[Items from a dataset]
⁂
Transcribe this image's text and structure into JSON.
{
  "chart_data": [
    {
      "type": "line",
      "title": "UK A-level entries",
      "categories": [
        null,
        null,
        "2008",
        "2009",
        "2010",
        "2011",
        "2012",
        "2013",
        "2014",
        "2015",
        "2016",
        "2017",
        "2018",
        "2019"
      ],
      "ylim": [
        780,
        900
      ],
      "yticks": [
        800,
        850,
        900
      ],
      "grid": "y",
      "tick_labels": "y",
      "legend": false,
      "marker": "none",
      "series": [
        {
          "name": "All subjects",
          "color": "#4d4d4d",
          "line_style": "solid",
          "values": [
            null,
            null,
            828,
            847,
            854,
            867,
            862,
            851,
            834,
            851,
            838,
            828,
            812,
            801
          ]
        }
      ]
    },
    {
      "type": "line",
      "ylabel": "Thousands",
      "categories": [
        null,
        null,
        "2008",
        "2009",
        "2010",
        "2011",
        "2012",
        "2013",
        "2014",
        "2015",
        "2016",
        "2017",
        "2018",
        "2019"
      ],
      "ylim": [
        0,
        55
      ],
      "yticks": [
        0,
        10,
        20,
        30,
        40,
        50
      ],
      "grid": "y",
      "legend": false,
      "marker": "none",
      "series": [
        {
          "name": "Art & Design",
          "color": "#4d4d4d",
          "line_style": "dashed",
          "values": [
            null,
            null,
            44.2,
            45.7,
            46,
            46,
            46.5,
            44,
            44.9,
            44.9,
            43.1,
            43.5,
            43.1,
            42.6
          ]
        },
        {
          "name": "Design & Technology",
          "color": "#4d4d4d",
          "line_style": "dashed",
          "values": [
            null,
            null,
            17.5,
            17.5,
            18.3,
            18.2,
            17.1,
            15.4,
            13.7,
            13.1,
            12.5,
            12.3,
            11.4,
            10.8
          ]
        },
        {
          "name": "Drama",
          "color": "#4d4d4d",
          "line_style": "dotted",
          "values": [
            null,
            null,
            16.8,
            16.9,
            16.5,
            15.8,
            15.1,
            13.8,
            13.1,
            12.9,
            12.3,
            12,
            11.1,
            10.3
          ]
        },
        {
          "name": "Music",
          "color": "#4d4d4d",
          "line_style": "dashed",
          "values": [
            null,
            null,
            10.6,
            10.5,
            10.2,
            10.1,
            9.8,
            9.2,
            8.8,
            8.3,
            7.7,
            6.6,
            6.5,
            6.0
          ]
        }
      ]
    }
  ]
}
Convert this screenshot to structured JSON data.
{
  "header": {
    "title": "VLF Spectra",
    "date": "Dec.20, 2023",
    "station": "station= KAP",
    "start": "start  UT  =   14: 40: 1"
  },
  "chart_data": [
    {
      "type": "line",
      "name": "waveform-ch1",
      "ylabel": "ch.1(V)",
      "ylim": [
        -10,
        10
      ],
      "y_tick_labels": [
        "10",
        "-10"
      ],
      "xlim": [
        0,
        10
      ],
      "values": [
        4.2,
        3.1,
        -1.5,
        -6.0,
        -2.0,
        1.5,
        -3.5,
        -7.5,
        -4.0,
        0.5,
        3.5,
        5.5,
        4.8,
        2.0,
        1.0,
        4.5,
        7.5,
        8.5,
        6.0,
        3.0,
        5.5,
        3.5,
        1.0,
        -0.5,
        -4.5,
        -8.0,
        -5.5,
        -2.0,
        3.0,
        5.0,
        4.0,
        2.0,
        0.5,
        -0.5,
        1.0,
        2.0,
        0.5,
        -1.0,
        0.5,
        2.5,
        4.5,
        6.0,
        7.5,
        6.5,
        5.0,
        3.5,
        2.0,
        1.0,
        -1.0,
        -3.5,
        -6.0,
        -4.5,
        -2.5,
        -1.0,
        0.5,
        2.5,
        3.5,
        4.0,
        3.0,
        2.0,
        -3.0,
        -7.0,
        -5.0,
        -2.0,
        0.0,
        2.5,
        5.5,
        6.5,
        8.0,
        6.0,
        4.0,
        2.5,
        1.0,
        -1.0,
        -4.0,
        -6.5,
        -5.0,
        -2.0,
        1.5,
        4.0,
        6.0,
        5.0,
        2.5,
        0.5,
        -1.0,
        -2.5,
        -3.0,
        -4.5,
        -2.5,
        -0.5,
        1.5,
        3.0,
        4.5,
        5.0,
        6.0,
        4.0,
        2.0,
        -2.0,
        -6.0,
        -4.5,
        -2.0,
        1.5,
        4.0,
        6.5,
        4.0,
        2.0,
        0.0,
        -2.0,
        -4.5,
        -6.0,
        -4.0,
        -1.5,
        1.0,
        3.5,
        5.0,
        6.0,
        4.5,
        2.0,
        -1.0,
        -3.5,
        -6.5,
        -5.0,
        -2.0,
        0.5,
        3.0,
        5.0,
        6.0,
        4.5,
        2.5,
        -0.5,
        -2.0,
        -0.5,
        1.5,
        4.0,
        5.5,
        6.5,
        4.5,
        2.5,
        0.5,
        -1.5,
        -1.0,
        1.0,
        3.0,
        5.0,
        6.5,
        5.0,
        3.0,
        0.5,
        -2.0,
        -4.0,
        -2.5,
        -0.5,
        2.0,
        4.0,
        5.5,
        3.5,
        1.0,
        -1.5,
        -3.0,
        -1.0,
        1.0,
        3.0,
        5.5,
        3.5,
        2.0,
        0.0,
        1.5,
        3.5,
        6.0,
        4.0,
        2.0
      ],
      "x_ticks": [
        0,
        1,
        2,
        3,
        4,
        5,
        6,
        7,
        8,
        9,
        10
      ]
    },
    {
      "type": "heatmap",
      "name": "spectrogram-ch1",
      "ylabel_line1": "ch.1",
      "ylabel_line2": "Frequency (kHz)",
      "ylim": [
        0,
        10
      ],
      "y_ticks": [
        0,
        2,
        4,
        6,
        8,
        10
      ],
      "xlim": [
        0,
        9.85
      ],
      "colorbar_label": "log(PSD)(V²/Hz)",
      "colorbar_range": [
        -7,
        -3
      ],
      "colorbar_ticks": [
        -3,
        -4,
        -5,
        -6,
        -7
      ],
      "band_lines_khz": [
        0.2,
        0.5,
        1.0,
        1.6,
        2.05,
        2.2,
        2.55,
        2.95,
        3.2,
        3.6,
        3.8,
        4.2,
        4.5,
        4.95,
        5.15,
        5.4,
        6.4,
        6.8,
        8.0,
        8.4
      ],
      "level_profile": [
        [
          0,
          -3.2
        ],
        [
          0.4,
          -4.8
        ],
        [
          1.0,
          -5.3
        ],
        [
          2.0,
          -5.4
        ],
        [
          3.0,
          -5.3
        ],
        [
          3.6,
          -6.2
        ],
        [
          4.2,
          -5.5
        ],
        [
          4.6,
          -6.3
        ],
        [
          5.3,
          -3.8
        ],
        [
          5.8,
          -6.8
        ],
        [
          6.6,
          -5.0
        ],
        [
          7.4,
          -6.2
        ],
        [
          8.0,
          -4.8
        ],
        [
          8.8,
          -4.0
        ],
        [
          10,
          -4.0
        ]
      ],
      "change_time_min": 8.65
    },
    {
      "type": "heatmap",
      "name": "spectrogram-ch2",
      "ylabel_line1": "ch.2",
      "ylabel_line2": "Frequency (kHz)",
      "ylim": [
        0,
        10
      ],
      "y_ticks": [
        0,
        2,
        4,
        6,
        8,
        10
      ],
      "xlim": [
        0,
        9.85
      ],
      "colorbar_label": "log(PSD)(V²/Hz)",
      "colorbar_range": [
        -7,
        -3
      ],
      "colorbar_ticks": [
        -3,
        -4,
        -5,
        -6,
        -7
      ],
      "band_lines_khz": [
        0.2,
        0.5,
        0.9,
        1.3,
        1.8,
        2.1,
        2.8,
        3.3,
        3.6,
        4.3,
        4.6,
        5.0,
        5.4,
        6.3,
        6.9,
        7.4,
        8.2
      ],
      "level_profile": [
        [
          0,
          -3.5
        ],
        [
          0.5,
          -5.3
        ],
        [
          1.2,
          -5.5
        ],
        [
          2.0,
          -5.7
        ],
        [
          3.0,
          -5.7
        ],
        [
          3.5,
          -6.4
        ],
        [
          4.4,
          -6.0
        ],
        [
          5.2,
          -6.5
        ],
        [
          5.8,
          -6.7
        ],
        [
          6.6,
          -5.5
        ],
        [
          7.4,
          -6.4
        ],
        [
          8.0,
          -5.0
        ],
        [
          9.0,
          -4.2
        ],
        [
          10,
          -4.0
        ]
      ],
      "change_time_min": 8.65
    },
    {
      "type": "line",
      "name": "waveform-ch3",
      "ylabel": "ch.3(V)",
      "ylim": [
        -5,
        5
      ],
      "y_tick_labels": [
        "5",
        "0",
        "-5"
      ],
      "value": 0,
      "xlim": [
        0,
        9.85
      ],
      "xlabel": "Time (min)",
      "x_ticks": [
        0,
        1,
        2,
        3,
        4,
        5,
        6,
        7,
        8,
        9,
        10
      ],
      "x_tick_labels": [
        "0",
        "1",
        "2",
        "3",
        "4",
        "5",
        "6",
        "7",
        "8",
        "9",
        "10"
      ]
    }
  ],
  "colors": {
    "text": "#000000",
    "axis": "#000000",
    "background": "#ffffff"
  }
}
⁂
> _What to work on_: Report only how many lines in the listing contain the string "spectrogram".

> _Response to the task_: 2